• Exercise description: Print the records again, character for character.

• Records provided:
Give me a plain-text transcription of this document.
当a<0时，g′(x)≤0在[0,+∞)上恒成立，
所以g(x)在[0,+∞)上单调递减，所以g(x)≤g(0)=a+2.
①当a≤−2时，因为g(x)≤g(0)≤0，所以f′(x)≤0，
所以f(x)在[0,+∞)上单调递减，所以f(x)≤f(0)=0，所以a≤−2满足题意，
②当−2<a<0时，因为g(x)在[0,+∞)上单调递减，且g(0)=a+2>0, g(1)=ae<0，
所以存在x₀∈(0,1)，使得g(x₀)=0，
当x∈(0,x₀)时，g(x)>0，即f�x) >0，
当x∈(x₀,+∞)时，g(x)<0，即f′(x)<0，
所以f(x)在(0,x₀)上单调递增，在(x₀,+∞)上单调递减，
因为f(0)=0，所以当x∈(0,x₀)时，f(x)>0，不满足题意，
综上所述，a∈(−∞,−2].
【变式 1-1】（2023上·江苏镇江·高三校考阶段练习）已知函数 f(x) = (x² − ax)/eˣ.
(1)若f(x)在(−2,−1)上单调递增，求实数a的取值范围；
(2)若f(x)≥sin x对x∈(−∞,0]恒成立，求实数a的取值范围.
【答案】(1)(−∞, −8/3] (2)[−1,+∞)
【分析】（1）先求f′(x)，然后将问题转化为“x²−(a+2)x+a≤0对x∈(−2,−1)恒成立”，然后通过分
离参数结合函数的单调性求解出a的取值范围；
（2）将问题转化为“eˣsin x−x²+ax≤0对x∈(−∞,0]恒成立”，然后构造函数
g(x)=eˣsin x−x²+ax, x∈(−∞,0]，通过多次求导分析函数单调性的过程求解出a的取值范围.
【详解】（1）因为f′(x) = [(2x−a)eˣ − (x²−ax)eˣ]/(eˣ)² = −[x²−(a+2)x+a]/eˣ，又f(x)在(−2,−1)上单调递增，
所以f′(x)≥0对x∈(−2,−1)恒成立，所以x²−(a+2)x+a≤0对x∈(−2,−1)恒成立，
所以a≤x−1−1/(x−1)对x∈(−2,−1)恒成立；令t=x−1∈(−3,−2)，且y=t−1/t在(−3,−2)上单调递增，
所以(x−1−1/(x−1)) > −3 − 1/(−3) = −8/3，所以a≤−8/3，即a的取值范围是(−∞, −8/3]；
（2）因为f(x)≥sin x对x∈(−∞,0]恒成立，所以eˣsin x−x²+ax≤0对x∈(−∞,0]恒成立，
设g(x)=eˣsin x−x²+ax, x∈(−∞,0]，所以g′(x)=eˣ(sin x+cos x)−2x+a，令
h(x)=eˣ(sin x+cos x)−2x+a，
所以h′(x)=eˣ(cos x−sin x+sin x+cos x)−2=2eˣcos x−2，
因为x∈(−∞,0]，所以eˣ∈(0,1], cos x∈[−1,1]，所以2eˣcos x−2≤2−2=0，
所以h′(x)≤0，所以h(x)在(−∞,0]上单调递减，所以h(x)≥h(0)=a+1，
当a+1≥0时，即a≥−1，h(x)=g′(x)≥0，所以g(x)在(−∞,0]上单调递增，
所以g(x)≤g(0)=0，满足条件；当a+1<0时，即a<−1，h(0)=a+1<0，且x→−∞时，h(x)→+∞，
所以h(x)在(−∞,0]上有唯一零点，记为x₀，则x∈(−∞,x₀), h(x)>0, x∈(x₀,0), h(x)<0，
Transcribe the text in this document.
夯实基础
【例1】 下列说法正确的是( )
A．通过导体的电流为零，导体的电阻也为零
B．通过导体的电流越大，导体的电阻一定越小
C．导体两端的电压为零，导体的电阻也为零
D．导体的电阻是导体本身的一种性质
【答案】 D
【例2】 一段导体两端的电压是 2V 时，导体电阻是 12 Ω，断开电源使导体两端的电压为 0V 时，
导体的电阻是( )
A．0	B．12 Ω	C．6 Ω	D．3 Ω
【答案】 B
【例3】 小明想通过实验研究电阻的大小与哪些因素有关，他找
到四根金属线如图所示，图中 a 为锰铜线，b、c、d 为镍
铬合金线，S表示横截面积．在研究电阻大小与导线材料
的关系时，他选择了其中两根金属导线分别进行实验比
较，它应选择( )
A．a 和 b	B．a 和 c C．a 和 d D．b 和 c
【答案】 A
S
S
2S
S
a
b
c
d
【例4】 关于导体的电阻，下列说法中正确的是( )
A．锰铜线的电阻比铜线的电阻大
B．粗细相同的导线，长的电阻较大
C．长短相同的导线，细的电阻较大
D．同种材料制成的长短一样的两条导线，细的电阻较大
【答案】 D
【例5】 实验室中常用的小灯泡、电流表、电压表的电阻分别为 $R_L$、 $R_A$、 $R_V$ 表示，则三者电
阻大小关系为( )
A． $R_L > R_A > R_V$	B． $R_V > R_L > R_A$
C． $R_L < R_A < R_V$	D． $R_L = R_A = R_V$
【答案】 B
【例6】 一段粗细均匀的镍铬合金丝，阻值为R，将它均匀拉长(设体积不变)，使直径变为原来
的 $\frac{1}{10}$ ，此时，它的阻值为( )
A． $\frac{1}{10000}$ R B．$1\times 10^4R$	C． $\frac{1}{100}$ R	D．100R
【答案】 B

• Final answer:
Give me a plain-text transcription of this document.
当a<0时，g′(x)≤0在[0,+∞)上恒成立，
所以g(x)在[0,+∞)上单调递减，所以g(x)≤g(0)=a+2.
①当a≤−2时，因为g(x)≤g(0)≤0，所以f′(x)≤0，
所以f(x)在[0,+∞)上单调递减，所以f(x)≤f(0)=0，所以a≤−2满足题意，
②当−2<a<0时，因为g(x)在[0,+∞)上单调递减，且g(0)=a+2>0, g(1)=ae<0，
所以存在x₀∈(0,1)，使得g(x₀)=0，
当x∈(0,x₀)时，g(x)>0，即f�x) >0，
当x∈(x₀,+∞)时，g(x)<0，即f′(x)<0，
所以f(x)在(0,x₀)上单调递增，在(x₀,+∞)上单调递减，
因为f(0)=0，所以当x∈(0,x₀)时，f(x)>0，不满足题意，
综上所述，a∈(−∞,−2].
【变式 1-1】（2023上·江苏镇江·高三校考阶段练习）已知函数 f(x) = (x² − ax)/eˣ.
(1)若f(x)在(−2,−1)上单调递增，求实数a的取值范围；
(2)若f(x)≥sin x对x∈(−∞,0]恒成立，求实数a的取值范围.
【答案】(1)(−∞, −8/3] (2)[−1,+∞)
【分析】（1）先求f′(x)，然后将问题转化为“x²−(a+2)x+a≤0对x∈(−2,−1)恒成立”，然后通过分
离参数结合函数的单调性求解出a的取值范围；
（2）将问题转化为“eˣsin x−x²+ax≤0对x∈(−∞,0]恒成立”，然后构造函数
g(x)=eˣsin x−x²+ax, x∈(−∞,0]，通过多次求导分析函数单调性的过程求解出a的取值范围.
【详解】（1）因为f′(x) = [(2x−a)eˣ − (x²−ax)eˣ]/(eˣ)² = −[x²−(a+2)x+a]/eˣ，又f(x)在(−2,−1)上单调递增，
所以f′(x)≥0对x∈(−2,−1)恒成立，所以x²−(a+2)x+a≤0对x∈(−2,−1)恒成立，
所以a≤x−1−1/(x−1)对x∈(−2,−1)恒成立；令t=x−1∈(−3,−2)，且y=t−1/t在(−3,−2)上单调递增，
所以(x−1−1/(x−1)) > −3 − 1/(−3) = −8/3，所以a≤−8/3，即a的取值范围是(−∞, −8/3]；
（2）因为f(x)≥sin x对x∈(−∞,0]恒成立，所以eˣsin x−x²+ax≤0对x∈(−∞,0]恒成立，
设g(x)=eˣsin x−x²+ax, x∈(−∞,0]，所以g′(x)=eˣ(sin x+cos x)−2x+a，令
h(x)=eˣ(sin x+cos x)−2x+a，
所以h′(x)=eˣ(cos x−sin x+sin x+cos x)−2=2eˣcos x−2，
因为x∈(−∞,0]，所以eˣ∈(0,1], cos x∈[−1,1]，所以2eˣcos x−2≤2−2=0，
所以h′(x)≤0，所以h(x)在(−∞,0]上单调递减，所以h(x)≥h(0)=a+1，
当a+1≥0时，即a≥−1，h(x)=g′(x)≥0，所以g(x)在(−∞,0]上单调递增，
所以g(x)≤g(0)=0，满足条件；当a+1<0时，即a<−1，h(0)=a+1<0，且x→−∞时，h(x)→+∞，
所以h(x)在(−∞,0]上有唯一零点，记为x₀，则x∈(−∞,x₀), h(x)>0, x∈(x₀,0), h(x)<0，
Transcribe the text in this document.
夯实基础
【例1】 下列说法正确的是( )
A．通过导体的电流为零，导体的电阻也为零
B．通过导体的电流越大，导体的电阻一定越小
C．导体两端的电压为零，导体的电阻也为零
D．导体的电阻是导体本身的一种性质
【答案】 D
【例2】 一段导体两端的电压是 2V 时，导体电阻是 12 Ω，断开电源使导体两端的电压为 0V 时，
导体的电阻是( )
A．0	B．12 Ω	C．6 Ω	D．3 Ω
【答案】 B
【例3】 小明想通过实验研究电阻的大小与哪些因素有关，他找
到四根金属线如图所示，图中 a 为锰铜线，b、c、d 为镍
铬合金线，S表示横截面积．在研究电阻大小与导线材料
的关系时，他选择了其中两根金属导线分别进行实验比
较，它应选择( )
A．a 和 b	B．a 和 c C．a 和 d D．b 和 c
【答案】 A
S
S
2S
S
a
b
c
d
【例4】 关于导体的电阻，下列说法中正确的是( )
A．锰铜线的电阻比铜线的电阻大
B．粗细相同的导线，长的电阻较大
C．长短相同的导线，细的电阻较大
D．同种材料制成的长短一样的两条导线，细的电阻较大
【答案】 D
【例5】 实验室中常用的小灯泡、电流表、电压表的电阻分别为 $R_L$、 $R_A$、 $R_V$ 表示，则三者电
阻大小关系为( )
A． $R_L > R_A > R_V$	B． $R_V > R_L > R_A$
C． $R_L < R_A < R_V$	D． $R_L = R_A = R_V$
【答案】 B
【例6】 一段粗细均匀的镍铬合金丝，阻值为R，将它均匀拉长(设体积不变)，使直径变为原来
的 $\frac{1}{10}$ ，此时，它的阻值为( )
A． $\frac{1}{10000}$ R B．$1\times 10^4R$	C． $\frac{1}{100}$ R	D．100R
【答案】 B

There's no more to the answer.